DO THIS: Every record that follows should be printed verbatim.

* * * * * * *

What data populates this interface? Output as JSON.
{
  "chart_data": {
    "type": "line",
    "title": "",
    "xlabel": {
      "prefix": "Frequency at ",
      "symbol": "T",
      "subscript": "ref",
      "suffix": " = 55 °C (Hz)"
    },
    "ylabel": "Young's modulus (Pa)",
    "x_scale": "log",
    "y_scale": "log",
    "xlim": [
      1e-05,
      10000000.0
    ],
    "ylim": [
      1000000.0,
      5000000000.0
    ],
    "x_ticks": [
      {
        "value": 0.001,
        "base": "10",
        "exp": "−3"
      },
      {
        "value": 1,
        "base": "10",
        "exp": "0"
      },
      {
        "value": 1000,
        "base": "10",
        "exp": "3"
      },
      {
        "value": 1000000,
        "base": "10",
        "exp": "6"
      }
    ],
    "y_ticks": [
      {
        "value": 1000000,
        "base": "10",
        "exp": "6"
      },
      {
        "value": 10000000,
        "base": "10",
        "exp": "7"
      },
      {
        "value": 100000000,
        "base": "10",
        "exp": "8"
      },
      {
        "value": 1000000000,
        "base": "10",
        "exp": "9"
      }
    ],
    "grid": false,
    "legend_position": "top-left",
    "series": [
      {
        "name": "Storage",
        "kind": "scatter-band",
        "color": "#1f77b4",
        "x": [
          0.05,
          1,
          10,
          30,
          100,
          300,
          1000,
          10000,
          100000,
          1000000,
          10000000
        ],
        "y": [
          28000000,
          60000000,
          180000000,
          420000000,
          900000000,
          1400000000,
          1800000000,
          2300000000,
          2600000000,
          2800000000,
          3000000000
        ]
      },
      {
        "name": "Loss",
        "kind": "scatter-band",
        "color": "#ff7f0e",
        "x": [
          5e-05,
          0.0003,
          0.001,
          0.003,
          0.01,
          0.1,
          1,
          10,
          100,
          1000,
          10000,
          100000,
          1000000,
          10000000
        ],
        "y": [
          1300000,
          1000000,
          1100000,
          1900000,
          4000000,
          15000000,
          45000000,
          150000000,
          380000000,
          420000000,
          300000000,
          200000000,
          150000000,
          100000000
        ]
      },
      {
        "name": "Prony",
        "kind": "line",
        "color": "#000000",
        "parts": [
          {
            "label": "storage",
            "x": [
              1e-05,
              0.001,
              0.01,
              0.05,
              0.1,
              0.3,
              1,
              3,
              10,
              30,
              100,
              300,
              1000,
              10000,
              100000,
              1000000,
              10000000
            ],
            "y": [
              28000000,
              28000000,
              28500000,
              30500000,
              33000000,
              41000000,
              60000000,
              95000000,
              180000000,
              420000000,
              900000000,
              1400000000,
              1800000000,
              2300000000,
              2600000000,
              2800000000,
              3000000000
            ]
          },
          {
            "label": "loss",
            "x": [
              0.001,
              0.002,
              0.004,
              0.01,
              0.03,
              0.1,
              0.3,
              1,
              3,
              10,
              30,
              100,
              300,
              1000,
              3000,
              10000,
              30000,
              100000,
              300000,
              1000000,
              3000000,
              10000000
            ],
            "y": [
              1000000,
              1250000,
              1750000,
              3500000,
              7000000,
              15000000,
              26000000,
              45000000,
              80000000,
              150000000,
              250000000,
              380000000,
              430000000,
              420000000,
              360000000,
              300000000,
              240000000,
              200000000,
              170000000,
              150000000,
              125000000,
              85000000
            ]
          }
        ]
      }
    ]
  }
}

* * * * * * *

RESPONSE TO THIS TASK:
What data populates this interface? Output as JSON.
{
  "chart_data": {
    "type": "line",
    "title": "",
    "xlabel": {
      "prefix": "Frequency at ",
      "symbol": "T",
      "subscript": "ref",
      "suffix": " = 55 °C (Hz)"
    },
    "ylabel": "Young's modulus (Pa)",
    "x_scale": "log",
    "y_scale": "log",
    "xlim": [
      1e-05,
      10000000.0
    ],
    "ylim": [
      1000000.0,
      5000000000.0
    ],
    "x_ticks": [
      {
        "value": 0.001,
        "base": "10",
        "exp": "−3"
      },
      {
        "value": 1,
        "base": "10",
        "exp": "0"
      },
      {
        "value": 1000,
        "base": "10",
        "exp": "3"
      },
      {
        "value": 1000000,
        "base": "10",
        "exp": "6"
      }
    ],
    "y_ticks": [
      {
        "value": 1000000,
        "base": "10",
        "exp": "6"
      },
      {
        "value": 10000000,
        "base": "10",
        "exp": "7"
      },
      {
        "value": 100000000,
        "base": "10",
        "exp": "8"
      },
      {
        "value": 1000000000,
        "base": "10",
        "exp": "9"
      }
    ],
    "grid": false,
    "legend_position": "top-left",
    "series": [
      {
        "name": "Storage",
        "kind": "scatter-band",
        "color": "#1f77b4",
        "x": [
          0.05,
          1,
          10,
          30,
          100,
          300,
          1000,
          10000,
          100000,
          1000000,
          10000000
        ],
        "y": [
          28000000,
          60000000,
          180000000,
          420000000,
          900000000,
          1400000000,
          1800000000,
          2300000000,
          2600000000,
          2800000000,
          3000000000
        ]
      },
      {
        "name": "Loss",
        "kind": "scatter-band",
        "color": "#ff7f0e",
        "x": [
          5e-05,
          0.0003,
          0.001,
          0.003,
          0.01,
          0.1,
          1,
          10,
          100,
          1000,
          10000,
          100000,
          1000000,
          10000000
        ],
        "y": [
          1300000,
          1000000,
          1100000,
          1900000,
          4000000,
          15000000,
          45000000,
          150000000,
          380000000,
          420000000,
          300000000,
          200000000,
          150000000,
          100000000
        ]
      },
      {
        "name": "Prony",
        "kind": "line",
        "color": "#000000",
        "parts": [
          {
            "label": "storage",
            "x": [
              1e-05,
              0.001,
              0.01,
              0.05,
              0.1,
              0.3,
              1,
              3,
              10,
              30,
              100,
              300,
              1000,
              10000,
              100000,
              1000000,
              10000000
            ],
            "y": [
              28000000,
              28000000,
              28500000,
              30500000,
              33000000,
              41000000,
              60000000,
              95000000,
              180000000,
              420000000,
              900000000,
              1400000000,
              1800000000,
              2300000000,
              2600000000,
              2800000000,
              3000000000
            ]
          },
          {
            "label": "loss",
            "x": [
              0.001,
              0.002,
              0.004,
              0.01,
              0.03,
              0.1,
              0.3,
              1,
              3,
              10,
              30,
              100,
              300,
              1000,
              3000,
              10000,
              30000,
              100000,
              300000,
              1000000,
              3000000,
              10000000
            ],
            "y": [
              1000000,
              1250000,
              1750000,
              3500000,
              7000000,
              15000000,
              26000000,
              45000000,
              80000000,
              150000000,
              250000000,
              380000000,
              430000000,
              420000000,
              360000000,
              300000000,
              240000000,
              200000000,
              170000000,
              150000000,
              125000000,
              85000000
            ]
          }
        ]
      }
    ]
  }
}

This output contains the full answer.